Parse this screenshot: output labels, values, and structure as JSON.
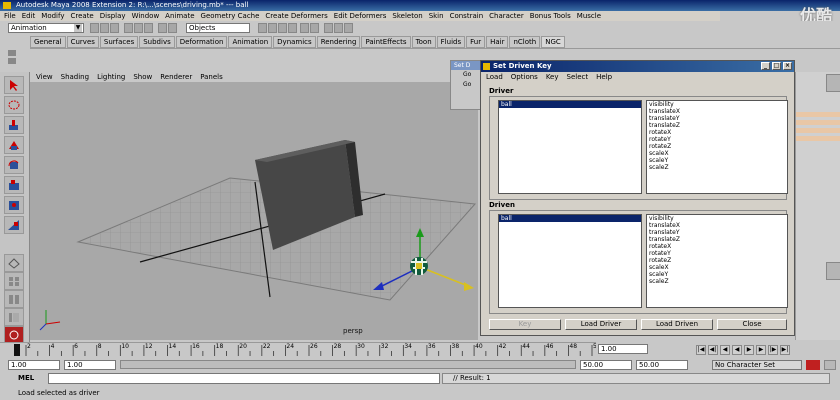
{
  "window": {
    "title": "Autodesk Maya 2008 Extension 2: R:\\...\\scenes\\driving.mb* --- ball"
  },
  "watermark": "优酷",
  "menu_bar": [
    "File",
    "Edit",
    "Modify",
    "Create",
    "Display",
    "Window",
    "Animate",
    "Geometry Cache",
    "Create Deformers",
    "Edit Deformers",
    "Skeleton",
    "Skin",
    "Constrain",
    "Character",
    "Bonus Tools",
    "Muscle"
  ],
  "status_line": {
    "mode": "Animation",
    "selection_field": "Objects"
  },
  "shelf_tabs": [
    "General",
    "Curves",
    "Surfaces",
    "Subdivs",
    "Deformation",
    "Animation",
    "Dynamics",
    "Rendering",
    "PaintEffects",
    "Toon",
    "Fluids",
    "Fur",
    "Hair",
    "nCloth",
    "NGC"
  ],
  "shelf_active_tab": "NGC",
  "viewport": {
    "menu": [
      "View",
      "Shading",
      "Lighting",
      "Show",
      "Renderer",
      "Panels"
    ],
    "camera_label": "persp"
  },
  "background_dialog": {
    "title": "Set D",
    "items": [
      "Go",
      "Go"
    ]
  },
  "set_driven_key": {
    "title": "Set Driven Key",
    "menu": [
      "Load",
      "Options",
      "Key",
      "Select",
      "Help"
    ],
    "driver": {
      "label": "Driver",
      "objects": [
        "ball"
      ],
      "attributes": [
        "visibility",
        "translateX",
        "translateY",
        "translateZ",
        "rotateX",
        "rotateY",
        "rotateZ",
        "scaleX",
        "scaleY",
        "scaleZ"
      ]
    },
    "driven": {
      "label": "Driven",
      "objects": [
        "ball"
      ],
      "attributes": [
        "visibility",
        "translateX",
        "translateY",
        "translateZ",
        "rotateX",
        "rotateY",
        "rotateZ",
        "scaleX",
        "scaleY",
        "scaleZ"
      ]
    },
    "buttons": {
      "key": "Key",
      "load_driver": "Load Driver",
      "load_driven": "Load Driven",
      "close": "Close"
    }
  },
  "time_slider": {
    "ticks": [
      "2",
      "4",
      "6",
      "8",
      "10",
      "12",
      "14",
      "16",
      "18",
      "20",
      "22",
      "24",
      "26",
      "28",
      "30",
      "32",
      "34",
      "36",
      "38",
      "40",
      "42",
      "44",
      "46",
      "48",
      "50"
    ],
    "current_time": "1.00"
  },
  "range_slider": {
    "start_time": "1.00",
    "start_range": "1.00",
    "end_range": "50.00",
    "end_time": "50.00",
    "character_set": "No Character Set"
  },
  "command_line": {
    "label": "MEL",
    "result": "// Result: 1"
  },
  "help_line": "Load selected as driver"
}
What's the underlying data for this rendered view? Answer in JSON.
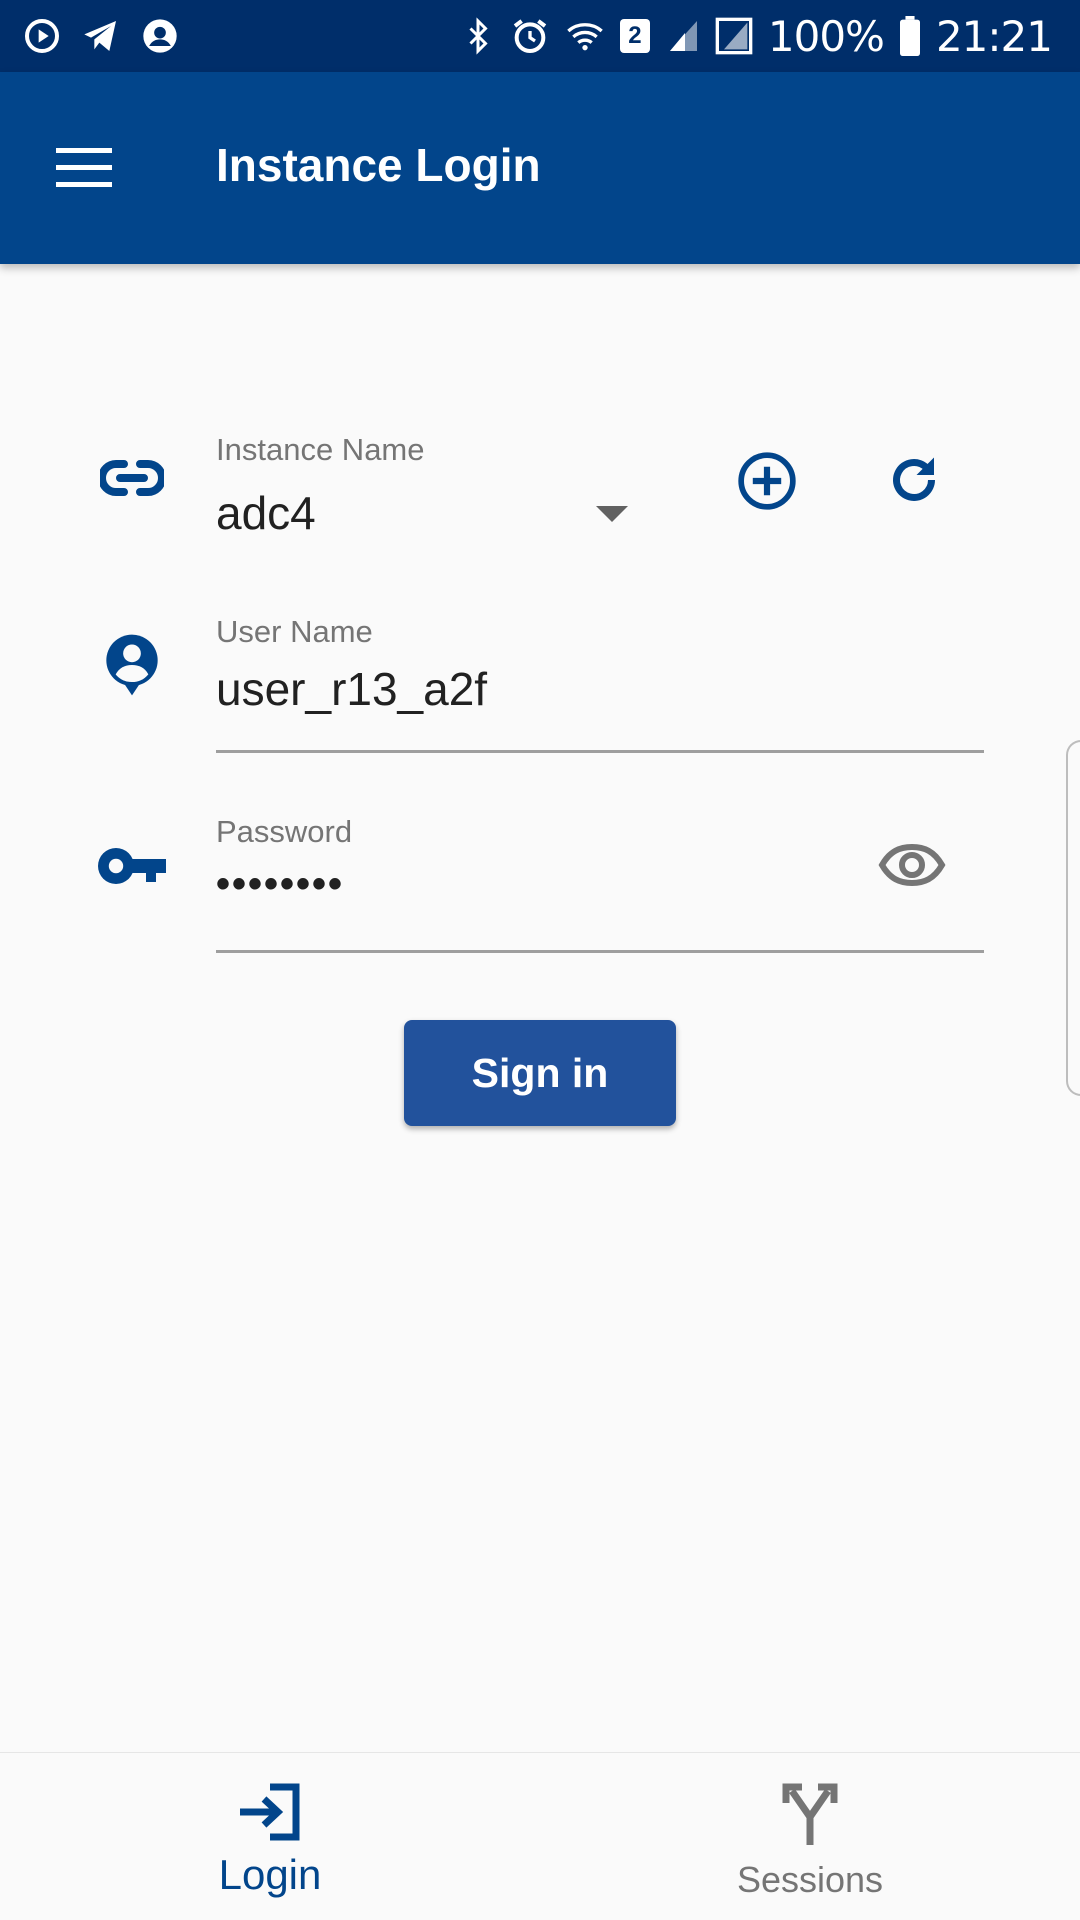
{
  "status_bar": {
    "battery": "100%",
    "time": "21:21",
    "badge": "2"
  },
  "app_bar": {
    "title": "Instance Login"
  },
  "form": {
    "instance": {
      "label": "Instance Name",
      "value": "adc4"
    },
    "username": {
      "label": "User Name",
      "value": "user_r13_a2f"
    },
    "password": {
      "label": "Password",
      "value": "••••••••"
    },
    "sign_in_label": "Sign in"
  },
  "bottom_nav": {
    "items": [
      {
        "label": "Login",
        "active": true
      },
      {
        "label": "Sessions",
        "active": false
      }
    ]
  },
  "colors": {
    "status_bar": "#002e6a",
    "app_bar": "#02458b",
    "primary": "#02458b",
    "button": "#22529c"
  }
}
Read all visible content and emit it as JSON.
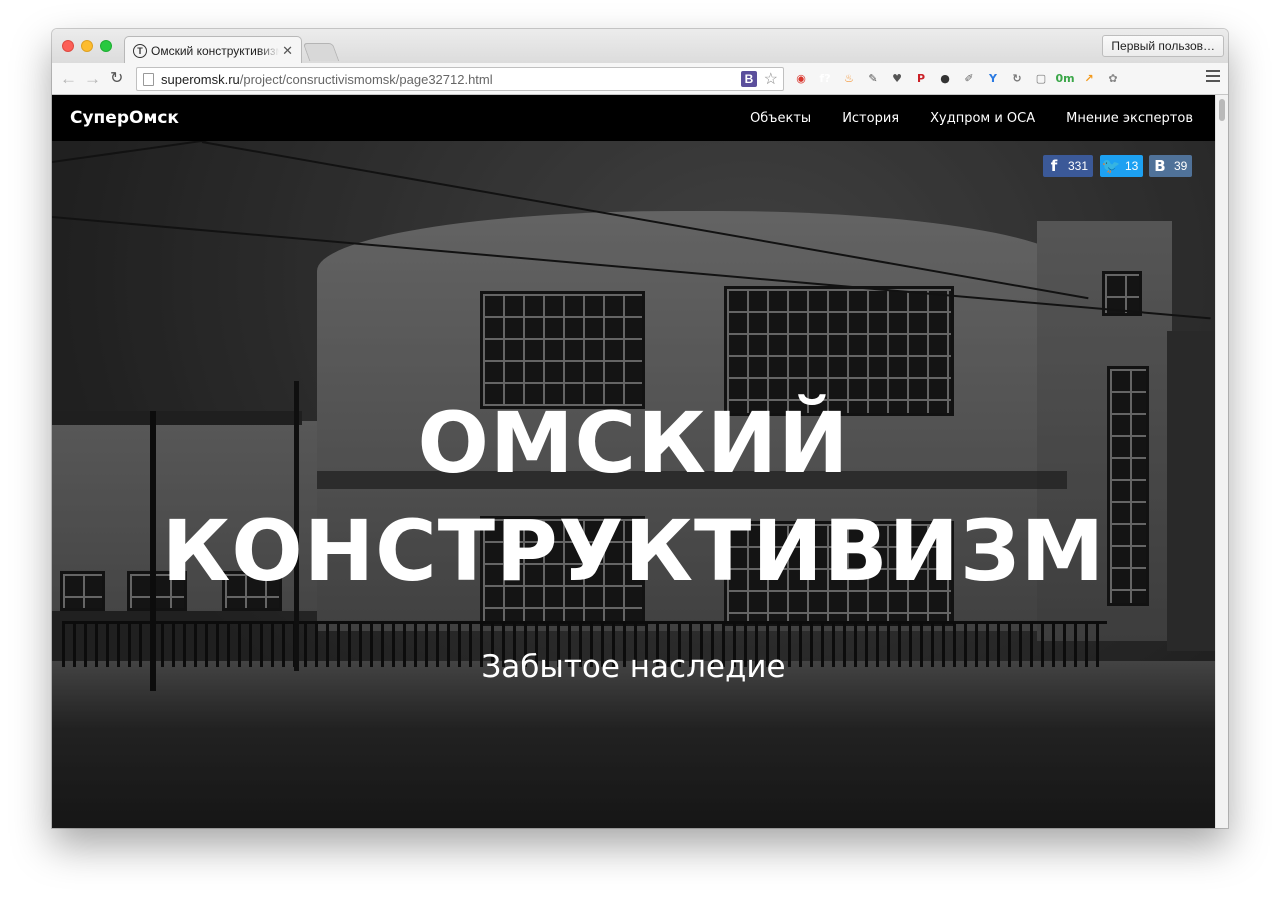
{
  "browser": {
    "tab_title": "Омский конструктивизм.",
    "tab_favicon": "T",
    "profile_button": "Первый пользов…",
    "url_host": "superomsk.ru",
    "url_path": "/project/consructivismomsk/page32712.html",
    "omnibox_badge": "B",
    "extensions": [
      {
        "name": "adblock-icon",
        "glyph": "◉",
        "color": "#d9342b"
      },
      {
        "name": "font-icon",
        "glyph": "f?",
        "color": "#ffffff"
      },
      {
        "name": "fire-icon",
        "glyph": "♨",
        "color": "#f28b22"
      },
      {
        "name": "evernote-icon",
        "glyph": "✎",
        "color": "#555555"
      },
      {
        "name": "pocket-icon",
        "glyph": "♥",
        "color": "#555555"
      },
      {
        "name": "pinterest-icon",
        "glyph": "P",
        "color": "#cb2027"
      },
      {
        "name": "camera-icon",
        "glyph": "●",
        "color": "#333333"
      },
      {
        "name": "eyedropper-icon",
        "glyph": "✐",
        "color": "#666666"
      },
      {
        "name": "yandex-icon",
        "glyph": "Y",
        "color": "#2a7ae2"
      },
      {
        "name": "sync-icon",
        "glyph": "↻",
        "color": "#777777"
      },
      {
        "name": "reader-icon",
        "glyph": "▢",
        "color": "#777777"
      },
      {
        "name": "badge-icon",
        "glyph": "0m",
        "color": "#3aa648"
      },
      {
        "name": "chart-icon",
        "glyph": "↗",
        "color": "#f39a1d"
      },
      {
        "name": "paw-icon",
        "glyph": "✿",
        "color": "#888888"
      }
    ]
  },
  "site": {
    "brand": "СуперОмск",
    "nav": [
      "Объекты",
      "История",
      "Худпром и ОСА",
      "Мнение экспертов"
    ]
  },
  "share": {
    "facebook_count": "331",
    "twitter_count": "13",
    "vk_count": "39"
  },
  "hero": {
    "title_line1": "ОМСКИЙ",
    "title_line2": "КОНСТРУКТИВИЗМ",
    "subtitle": "Забытое наследие"
  }
}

### [Task description]
Print each record exactly as it stands, leaving the images out.

### [Full answer]
Parse this screenshot: output labels, values, and structure as JSON.
{
  "window": {
    "title": "Autodesk Maya 2008 Extension 2: R:\\...\\scenes\\driving.mb* --- ball"
  },
  "watermark": "优酷",
  "menu_bar": [
    "File",
    "Edit",
    "Modify",
    "Create",
    "Display",
    "Window",
    "Animate",
    "Geometry Cache",
    "Create Deformers",
    "Edit Deformers",
    "Skeleton",
    "Skin",
    "Constrain",
    "Character",
    "Bonus Tools",
    "Muscle"
  ],
  "status_line": {
    "mode": "Animation",
    "selection_field": "Objects"
  },
  "shelf_tabs": [
    "General",
    "Curves",
    "Surfaces",
    "Subdivs",
    "Deformation",
    "Animation",
    "Dynamics",
    "Rendering",
    "PaintEffects",
    "Toon",
    "Fluids",
    "Fur",
    "Hair",
    "nCloth",
    "NGC"
  ],
  "shelf_active_tab": "NGC",
  "viewport": {
    "menu": [
      "View",
      "Shading",
      "Lighting",
      "Show",
      "Renderer",
      "Panels"
    ],
    "camera_label": "persp"
  },
  "background_dialog": {
    "title": "Set D",
    "items": [
      "Go",
      "Go"
    ]
  },
  "set_driven_key": {
    "title": "Set Driven Key",
    "menu": [
      "Load",
      "Options",
      "Key",
      "Select",
      "Help"
    ],
    "driver": {
      "label": "Driver",
      "objects": [
        "ball"
      ],
      "attributes": [
        "visibility",
        "translateX",
        "translateY",
        "translateZ",
        "rotateX",
        "rotateY",
        "rotateZ",
        "scaleX",
        "scaleY",
        "scaleZ"
      ]
    },
    "driven": {
      "label": "Driven",
      "objects": [
        "ball"
      ],
      "attributes": [
        "visibility",
        "translateX",
        "translateY",
        "translateZ",
        "rotateX",
        "rotateY",
        "rotateZ",
        "scaleX",
        "scaleY",
        "scaleZ"
      ]
    },
    "buttons": {
      "key": "Key",
      "load_driver": "Load Driver",
      "load_driven": "Load Driven",
      "close": "Close"
    }
  },
  "time_slider": {
    "ticks": [
      "2",
      "4",
      "6",
      "8",
      "10",
      "12",
      "14",
      "16",
      "18",
      "20",
      "22",
      "24",
      "26",
      "28",
      "30",
      "32",
      "34",
      "36",
      "38",
      "40",
      "42",
      "44",
      "46",
      "48",
      "50"
    ],
    "current_time": "1.00"
  },
  "range_slider": {
    "start_time": "1.00",
    "start_range": "1.00",
    "end_range": "50.00",
    "end_time": "50.00",
    "character_set": "No Character Set"
  },
  "command_line": {
    "label": "MEL",
    "result": "// Result: 1"
  },
  "help_line": "Load selected as driver"
}
What's the underlying data for this rendered view? Answer in JSON.
{
  "status_bar": {
    "battery": "100%",
    "time": "21:21",
    "badge": "2"
  },
  "app_bar": {
    "title": "Instance Login"
  },
  "form": {
    "instance": {
      "label": "Instance Name",
      "value": "adc4"
    },
    "username": {
      "label": "User Name",
      "value": "user_r13_a2f"
    },
    "password": {
      "label": "Password",
      "value": "••••••••"
    },
    "sign_in_label": "Sign in"
  },
  "bottom_nav": {
    "items": [
      {
        "label": "Login",
        "active": true
      },
      {
        "label": "Sessions",
        "active": false
      }
    ]
  },
  "colors": {
    "status_bar": "#002e6a",
    "app_bar": "#02458b",
    "primary": "#02458b",
    "button": "#22529c"
  }
}
Read all visible content and emit it as JSON.
{
  "browser": {
    "tab_title": "Омский конструктивизм.",
    "tab_favicon": "T",
    "profile_button": "Первый пользов…",
    "url_host": "superomsk.ru",
    "url_path": "/project/consructivismomsk/page32712.html",
    "omnibox_badge": "B",
    "extensions": [
      {
        "name": "adblock-icon",
        "glyph": "◉",
        "color": "#d9342b"
      },
      {
        "name": "font-icon",
        "glyph": "f?",
        "color": "#ffffff"
      },
      {
        "name": "fire-icon",
        "glyph": "♨",
        "color": "#f28b22"
      },
      {
        "name": "evernote-icon",
        "glyph": "✎",
        "color": "#555555"
      },
      {
        "name": "pocket-icon",
        "glyph": "♥",
        "color": "#555555"
      },
      {
        "name": "pinterest-icon",
        "glyph": "P",
        "color": "#cb2027"
      },
      {
        "name": "camera-icon",
        "glyph": "●",
        "color": "#333333"
      },
      {
        "name": "eyedropper-icon",
        "glyph": "✐",
        "color": "#666666"
      },
      {
        "name": "yandex-icon",
        "glyph": "Y",
        "color": "#2a7ae2"
      },
      {
        "name": "sync-icon",
        "glyph": "↻",
        "color": "#777777"
      },
      {
        "name": "reader-icon",
        "glyph": "▢",
        "color": "#777777"
      },
      {
        "name": "badge-icon",
        "glyph": "0m",
        "color": "#3aa648"
      },
      {
        "name": "chart-icon",
        "glyph": "↗",
        "color": "#f39a1d"
      },
      {
        "name": "paw-icon",
        "glyph": "✿",
        "color": "#888888"
      }
    ]
  },
  "site": {
    "brand": "СуперОмск",
    "nav": [
      "Объекты",
      "История",
      "Худпром и ОСА",
      "Мнение экспертов"
    ]
  },
  "share": {
    "facebook_count": "331",
    "twitter_count": "13",
    "vk_count": "39"
  },
  "hero": {
    "title_line1": "ОМСКИЙ",
    "title_line2": "КОНСТРУКТИВИЗМ",
    "subtitle": "Забытое наследие"
  }
}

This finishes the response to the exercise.